TASK PROMPT: The records that follow must be reproduced in full, exactly as written.
++++++
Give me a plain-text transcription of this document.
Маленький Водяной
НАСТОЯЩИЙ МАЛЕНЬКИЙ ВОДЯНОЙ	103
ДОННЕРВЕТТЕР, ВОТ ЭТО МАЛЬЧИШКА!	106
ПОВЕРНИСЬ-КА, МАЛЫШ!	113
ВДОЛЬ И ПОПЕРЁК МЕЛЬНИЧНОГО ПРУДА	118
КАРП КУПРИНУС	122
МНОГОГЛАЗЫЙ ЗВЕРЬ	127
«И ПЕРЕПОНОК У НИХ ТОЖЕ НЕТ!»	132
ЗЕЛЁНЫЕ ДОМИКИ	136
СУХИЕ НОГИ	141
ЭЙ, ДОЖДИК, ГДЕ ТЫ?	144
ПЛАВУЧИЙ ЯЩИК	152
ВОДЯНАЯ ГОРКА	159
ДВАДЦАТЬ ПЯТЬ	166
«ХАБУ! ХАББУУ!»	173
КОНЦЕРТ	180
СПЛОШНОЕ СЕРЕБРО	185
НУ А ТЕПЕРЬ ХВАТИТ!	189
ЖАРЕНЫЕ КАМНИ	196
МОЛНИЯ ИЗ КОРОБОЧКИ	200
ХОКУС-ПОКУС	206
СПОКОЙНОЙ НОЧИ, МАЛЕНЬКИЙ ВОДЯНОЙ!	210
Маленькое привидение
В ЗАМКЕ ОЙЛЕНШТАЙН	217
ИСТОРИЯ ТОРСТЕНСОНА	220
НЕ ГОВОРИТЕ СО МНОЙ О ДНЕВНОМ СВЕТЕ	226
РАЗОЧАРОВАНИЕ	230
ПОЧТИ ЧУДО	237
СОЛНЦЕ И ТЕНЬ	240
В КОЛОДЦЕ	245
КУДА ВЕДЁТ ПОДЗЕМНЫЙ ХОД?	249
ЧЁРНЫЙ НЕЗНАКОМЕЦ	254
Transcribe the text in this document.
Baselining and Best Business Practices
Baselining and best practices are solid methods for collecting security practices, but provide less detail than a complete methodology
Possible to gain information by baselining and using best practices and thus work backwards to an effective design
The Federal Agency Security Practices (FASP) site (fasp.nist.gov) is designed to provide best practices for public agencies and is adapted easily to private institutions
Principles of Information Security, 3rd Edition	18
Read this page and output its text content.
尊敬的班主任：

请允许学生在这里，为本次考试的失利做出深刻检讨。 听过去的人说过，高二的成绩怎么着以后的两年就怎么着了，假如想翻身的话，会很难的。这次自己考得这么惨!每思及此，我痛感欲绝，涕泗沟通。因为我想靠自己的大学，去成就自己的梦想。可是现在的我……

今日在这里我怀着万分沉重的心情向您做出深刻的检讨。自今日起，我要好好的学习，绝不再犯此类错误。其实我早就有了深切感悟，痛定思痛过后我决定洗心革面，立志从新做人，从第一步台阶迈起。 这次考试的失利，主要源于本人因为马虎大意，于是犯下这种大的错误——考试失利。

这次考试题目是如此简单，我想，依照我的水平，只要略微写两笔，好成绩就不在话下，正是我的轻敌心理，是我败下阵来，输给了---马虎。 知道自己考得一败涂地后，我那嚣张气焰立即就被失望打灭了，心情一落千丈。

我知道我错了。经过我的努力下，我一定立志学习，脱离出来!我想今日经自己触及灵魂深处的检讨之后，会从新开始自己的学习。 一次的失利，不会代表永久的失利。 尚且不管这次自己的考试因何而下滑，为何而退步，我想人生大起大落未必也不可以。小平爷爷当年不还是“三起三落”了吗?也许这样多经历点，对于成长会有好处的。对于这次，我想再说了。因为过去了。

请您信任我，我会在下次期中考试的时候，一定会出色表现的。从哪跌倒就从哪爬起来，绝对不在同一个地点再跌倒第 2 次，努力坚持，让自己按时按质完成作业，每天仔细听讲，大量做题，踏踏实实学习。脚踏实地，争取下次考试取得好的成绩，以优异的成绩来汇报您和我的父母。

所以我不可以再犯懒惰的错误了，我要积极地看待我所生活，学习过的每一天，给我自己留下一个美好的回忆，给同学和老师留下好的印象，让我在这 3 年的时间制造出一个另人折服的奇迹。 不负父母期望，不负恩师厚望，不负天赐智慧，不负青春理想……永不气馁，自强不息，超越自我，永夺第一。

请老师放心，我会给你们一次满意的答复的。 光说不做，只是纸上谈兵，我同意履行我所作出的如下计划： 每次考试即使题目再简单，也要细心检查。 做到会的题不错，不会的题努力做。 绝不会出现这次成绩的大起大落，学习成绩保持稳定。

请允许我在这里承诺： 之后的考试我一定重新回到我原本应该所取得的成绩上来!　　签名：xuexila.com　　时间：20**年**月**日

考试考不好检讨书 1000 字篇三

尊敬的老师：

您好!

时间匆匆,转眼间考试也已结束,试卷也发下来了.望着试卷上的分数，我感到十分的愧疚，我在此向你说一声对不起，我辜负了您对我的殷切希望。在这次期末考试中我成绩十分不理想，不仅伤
++++++
REPLY TO THE EXERCISE:
Give me a plain-text transcription of this document.
Маленький Водяной
НАСТОЯЩИЙ МАЛЕНЬКИЙ ВОДЯНОЙ	103
ДОННЕРВЕТТЕР, ВОТ ЭТО МАЛЬЧИШКА!	106
ПОВЕРНИСЬ-КА, МАЛЫШ!	113
ВДОЛЬ И ПОПЕРЁК МЕЛЬНИЧНОГО ПРУДА	118
КАРП КУПРИНУС	122
МНОГОГЛАЗЫЙ ЗВЕРЬ	127
«И ПЕРЕПОНОК У НИХ ТОЖЕ НЕТ!»	132
ЗЕЛЁНЫЕ ДОМИКИ	136
СУХИЕ НОГИ	141
ЭЙ, ДОЖДИК, ГДЕ ТЫ?	144
ПЛАВУЧИЙ ЯЩИК	152
ВОДЯНАЯ ГОРКА	159
ДВАДЦАТЬ ПЯТЬ	166
«ХАБУ! ХАББУУ!»	173
КОНЦЕРТ	180
СПЛОШНОЕ СЕРЕБРО	185
НУ А ТЕПЕРЬ ХВАТИТ!	189
ЖАРЕНЫЕ КАМНИ	196
МОЛНИЯ ИЗ КОРОБОЧКИ	200
ХОКУС-ПОКУС	206
СПОКОЙНОЙ НОЧИ, МАЛЕНЬКИЙ ВОДЯНОЙ!	210
Маленькое привидение
В ЗАМКЕ ОЙЛЕНШТАЙН	217
ИСТОРИЯ ТОРСТЕНСОНА	220
НЕ ГОВОРИТЕ СО МНОЙ О ДНЕВНОМ СВЕТЕ	226
РАЗОЧАРОВАНИЕ	230
ПОЧТИ ЧУДО	237
СОЛНЦЕ И ТЕНЬ	240
В КОЛОДЦЕ	245
КУДА ВЕДЁТ ПОДЗЕМНЫЙ ХОД?	249
ЧЁРНЫЙ НЕЗНАКОМЕЦ	254
Transcribe the text in this document.
Baselining and Best Business Practices
Baselining and best practices are solid methods for collecting security practices, but provide less detail than a complete methodology
Possible to gain information by baselining and using best practices and thus work backwards to an effective design
The Federal Agency Security Practices (FASP) site (fasp.nist.gov) is designed to provide best practices for public agencies and is adapted easily to private institutions
Principles of Information Security, 3rd Edition	18
Read this page and output its text content.
尊敬的班主任：

请允许学生在这里，为本次考试的失利做出深刻检讨。 听过去的人说过，高二的成绩怎么着以后的两年就怎么着了，假如想翻身的话，会很难的。这次自己考得这么惨!每思及此，我痛感欲绝，涕泗沟通。因为我想靠自己的大学，去成就自己的梦想。可是现在的我……

今日在这里我怀着万分沉重的心情向您做出深刻的检讨。自今日起，我要好好的学习，绝不再犯此类错误。其实我早就有了深切感悟，痛定思痛过后我决定洗心革面，立志从新做人，从第一步台阶迈起。 这次考试的失利，主要源于本人因为马虎大意，于是犯下这种大的错误——考试失利。

这次考试题目是如此简单，我想，依照我的水平，只要略微写两笔，好成绩就不在话下，正是我的轻敌心理，是我败下阵来，输给了---马虎。 知道自己考得一败涂地后，我那嚣张气焰立即就被失望打灭了，心情一落千丈。

我知道我错了。经过我的努力下，我一定立志学习，脱离出来!我想今日经自己触及灵魂深处的检讨之后，会从新开始自己的学习。 一次的失利，不会代表永久的失利。 尚且不管这次自己的考试因何而下滑，为何而退步，我想人生大起大落未必也不可以。小平爷爷当年不还是“三起三落”了吗?也许这样多经历点，对于成长会有好处的。对于这次，我想再说了。因为过去了。

请您信任我，我会在下次期中考试的时候，一定会出色表现的。从哪跌倒就从哪爬起来，绝对不在同一个地点再跌倒第 2 次，努力坚持，让自己按时按质完成作业，每天仔细听讲，大量做题，踏踏实实学习。脚踏实地，争取下次考试取得好的成绩，以优异的成绩来汇报您和我的父母。

所以我不可以再犯懒惰的错误了，我要积极地看待我所生活，学习过的每一天，给我自己留下一个美好的回忆，给同学和老师留下好的印象，让我在这 3 年的时间制造出一个另人折服的奇迹。 不负父母期望，不负恩师厚望，不负天赐智慧，不负青春理想……永不气馁，自强不息，超越自我，永夺第一。

请老师放心，我会给你们一次满意的答复的。 光说不做，只是纸上谈兵，我同意履行我所作出的如下计划： 每次考试即使题目再简单，也要细心检查。 做到会的题不错，不会的题努力做。 绝不会出现这次成绩的大起大落，学习成绩保持稳定。

请允许我在这里承诺： 之后的考试我一定重新回到我原本应该所取得的成绩上来!　　签名：xuexila.com　　时间：20**年**月**日

考试考不好检讨书 1000 字篇三

尊敬的老师：

您好!

时间匆匆,转眼间考试也已结束,试卷也发下来了.望着试卷上的分数，我感到十分的愧疚，我在此向你说一声对不起，我辜负了您对我的殷切希望。在这次期末考试中我成绩十分不理想，不仅伤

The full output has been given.